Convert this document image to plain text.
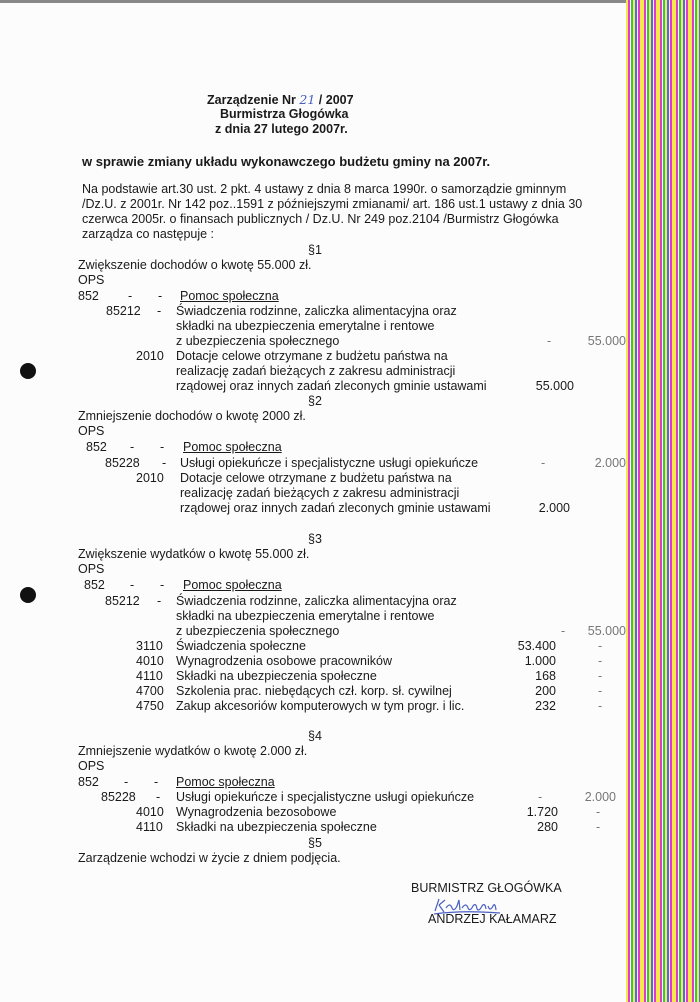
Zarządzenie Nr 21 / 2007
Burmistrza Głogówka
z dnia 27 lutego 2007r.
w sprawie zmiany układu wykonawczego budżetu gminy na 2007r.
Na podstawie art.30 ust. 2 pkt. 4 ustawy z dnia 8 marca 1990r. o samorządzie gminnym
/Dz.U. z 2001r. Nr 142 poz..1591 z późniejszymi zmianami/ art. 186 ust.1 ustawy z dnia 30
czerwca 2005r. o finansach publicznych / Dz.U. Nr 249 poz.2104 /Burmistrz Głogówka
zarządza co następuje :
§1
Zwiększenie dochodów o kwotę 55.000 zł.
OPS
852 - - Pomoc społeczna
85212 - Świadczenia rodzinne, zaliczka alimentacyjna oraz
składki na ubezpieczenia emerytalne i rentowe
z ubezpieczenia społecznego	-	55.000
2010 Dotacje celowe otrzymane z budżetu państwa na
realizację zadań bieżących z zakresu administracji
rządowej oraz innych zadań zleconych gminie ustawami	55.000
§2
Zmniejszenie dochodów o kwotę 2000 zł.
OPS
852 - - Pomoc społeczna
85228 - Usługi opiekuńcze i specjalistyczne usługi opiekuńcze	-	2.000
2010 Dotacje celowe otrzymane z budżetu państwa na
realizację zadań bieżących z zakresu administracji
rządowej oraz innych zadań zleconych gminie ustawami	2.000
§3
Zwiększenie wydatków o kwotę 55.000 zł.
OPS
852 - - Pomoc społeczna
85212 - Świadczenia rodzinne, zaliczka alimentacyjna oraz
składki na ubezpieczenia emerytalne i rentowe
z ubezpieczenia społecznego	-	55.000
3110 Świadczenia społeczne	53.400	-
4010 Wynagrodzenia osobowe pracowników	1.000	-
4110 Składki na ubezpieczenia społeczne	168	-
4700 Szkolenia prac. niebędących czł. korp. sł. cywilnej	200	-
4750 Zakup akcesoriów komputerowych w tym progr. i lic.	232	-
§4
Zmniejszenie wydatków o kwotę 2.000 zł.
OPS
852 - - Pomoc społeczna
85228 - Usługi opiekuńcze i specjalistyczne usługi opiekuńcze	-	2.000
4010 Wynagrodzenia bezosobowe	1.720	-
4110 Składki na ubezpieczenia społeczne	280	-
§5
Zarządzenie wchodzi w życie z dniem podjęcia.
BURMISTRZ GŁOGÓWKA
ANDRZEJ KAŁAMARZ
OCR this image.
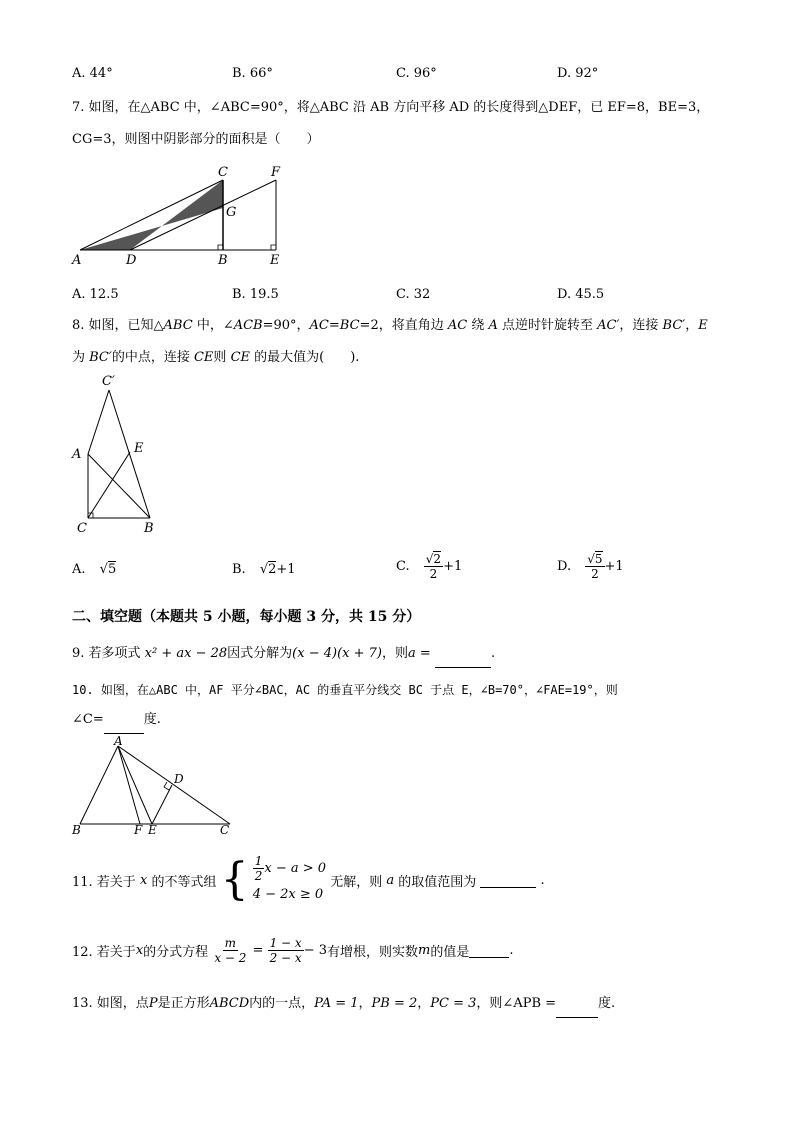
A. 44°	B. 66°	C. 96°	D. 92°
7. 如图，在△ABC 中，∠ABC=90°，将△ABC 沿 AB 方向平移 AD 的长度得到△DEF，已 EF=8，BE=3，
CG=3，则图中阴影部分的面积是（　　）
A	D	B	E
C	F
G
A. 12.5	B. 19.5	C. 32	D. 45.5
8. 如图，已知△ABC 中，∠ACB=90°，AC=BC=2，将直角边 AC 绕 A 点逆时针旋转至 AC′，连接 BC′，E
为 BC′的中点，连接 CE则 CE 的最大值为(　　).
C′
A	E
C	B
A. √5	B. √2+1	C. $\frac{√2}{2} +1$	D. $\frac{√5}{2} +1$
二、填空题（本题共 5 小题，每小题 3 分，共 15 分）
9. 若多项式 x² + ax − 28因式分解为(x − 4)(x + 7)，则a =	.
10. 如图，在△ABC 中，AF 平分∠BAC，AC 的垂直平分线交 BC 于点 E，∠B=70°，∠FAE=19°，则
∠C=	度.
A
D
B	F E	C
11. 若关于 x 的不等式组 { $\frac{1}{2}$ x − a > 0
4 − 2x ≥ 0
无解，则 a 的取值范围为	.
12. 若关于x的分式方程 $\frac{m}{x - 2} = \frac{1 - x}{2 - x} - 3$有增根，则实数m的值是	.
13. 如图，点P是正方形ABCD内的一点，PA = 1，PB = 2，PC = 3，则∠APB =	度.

○ ○ ○ ○ ○ ○ ○

- [WHAT YOU ARE ASKED TO DO]:
Transcribe every entry above exactly. Omit all pictures.

- [SOLUTION TO THIS PROBLEM]:
Convert this document image to plain text.
Zarządzenie Nr 21 / 2007
Burmistrza Głogówka
z dnia 27 lutego 2007r.
w sprawie zmiany układu wykonawczego budżetu gminy na 2007r.
Na podstawie art.30 ust. 2 pkt. 4 ustawy z dnia 8 marca 1990r. o samorządzie gminnym
/Dz.U. z 2001r. Nr 142 poz..1591 z późniejszymi zmianami/ art. 186 ust.1 ustawy z dnia 30
czerwca 2005r. o finansach publicznych / Dz.U. Nr 249 poz.2104 /Burmistrz Głogówka
zarządza co następuje :
§1
Zwiększenie dochodów o kwotę 55.000 zł.
OPS
852 - - Pomoc społeczna
85212 - Świadczenia rodzinne, zaliczka alimentacyjna oraz
składki na ubezpieczenia emerytalne i rentowe
z ubezpieczenia społecznego	-	55.000
2010 Dotacje celowe otrzymane z budżetu państwa na
realizację zadań bieżących z zakresu administracji
rządowej oraz innych zadań zleconych gminie ustawami	55.000
§2
Zmniejszenie dochodów o kwotę 2000 zł.
OPS
852 - - Pomoc społeczna
85228 - Usługi opiekuńcze i specjalistyczne usługi opiekuńcze	-	2.000
2010 Dotacje celowe otrzymane z budżetu państwa na
realizację zadań bieżących z zakresu administracji
rządowej oraz innych zadań zleconych gminie ustawami	2.000
§3
Zwiększenie wydatków o kwotę 55.000 zł.
OPS
852 - - Pomoc społeczna
85212 - Świadczenia rodzinne, zaliczka alimentacyjna oraz
składki na ubezpieczenia emerytalne i rentowe
z ubezpieczenia społecznego	-	55.000
3110 Świadczenia społeczne	53.400	-
4010 Wynagrodzenia osobowe pracowników	1.000	-
4110 Składki na ubezpieczenia społeczne	168	-
4700 Szkolenia prac. niebędących czł. korp. sł. cywilnej	200	-
4750 Zakup akcesoriów komputerowych w tym progr. i lic.	232	-
§4
Zmniejszenie wydatków o kwotę 2.000 zł.
OPS
852 - - Pomoc społeczna
85228 - Usługi opiekuńcze i specjalistyczne usługi opiekuńcze	-	2.000
4010 Wynagrodzenia bezosobowe	1.720	-
4110 Składki na ubezpieczenia społeczne	280	-
§5
Zarządzenie wchodzi w życie z dniem podjęcia.
BURMISTRZ GŁOGÓWKA
ANDRZEJ KAŁAMARZ
OCR this image.
A. 44°	B. 66°	C. 96°	D. 92°
7. 如图，在△ABC 中，∠ABC=90°，将△ABC 沿 AB 方向平移 AD 的长度得到△DEF，已 EF=8，BE=3，
CG=3，则图中阴影部分的面积是（　　）
A	D	B	E
C	F
G
A. 12.5	B. 19.5	C. 32	D. 45.5
8. 如图，已知△ABC 中，∠ACB=90°，AC=BC=2，将直角边 AC 绕 A 点逆时针旋转至 AC′，连接 BC′，E
为 BC′的中点，连接 CE则 CE 的最大值为(　　).
C′
A	E
C	B
A. √5	B. √2+1	C. $\frac{√2}{2} +1$	D. $\frac{√5}{2} +1$
二、填空题（本题共 5 小题，每小题 3 分，共 15 分）
9. 若多项式 x² + ax − 28因式分解为(x − 4)(x + 7)，则a =	.
10. 如图，在△ABC 中，AF 平分∠BAC，AC 的垂直平分线交 BC 于点 E，∠B=70°，∠FAE=19°，则
∠C=	度.
A
D
B	F E	C
11. 若关于 x 的不等式组 { $\frac{1}{2}$ x − a > 0
4 − 2x ≥ 0
无解，则 a 的取值范围为	.
12. 若关于x的分式方程 $\frac{m}{x - 2} = \frac{1 - x}{2 - x} - 3$有增根，则实数m的值是	.
13. 如图，点P是正方形ABCD内的一点，PA = 1，PB = 2，PC = 3，则∠APB =	度.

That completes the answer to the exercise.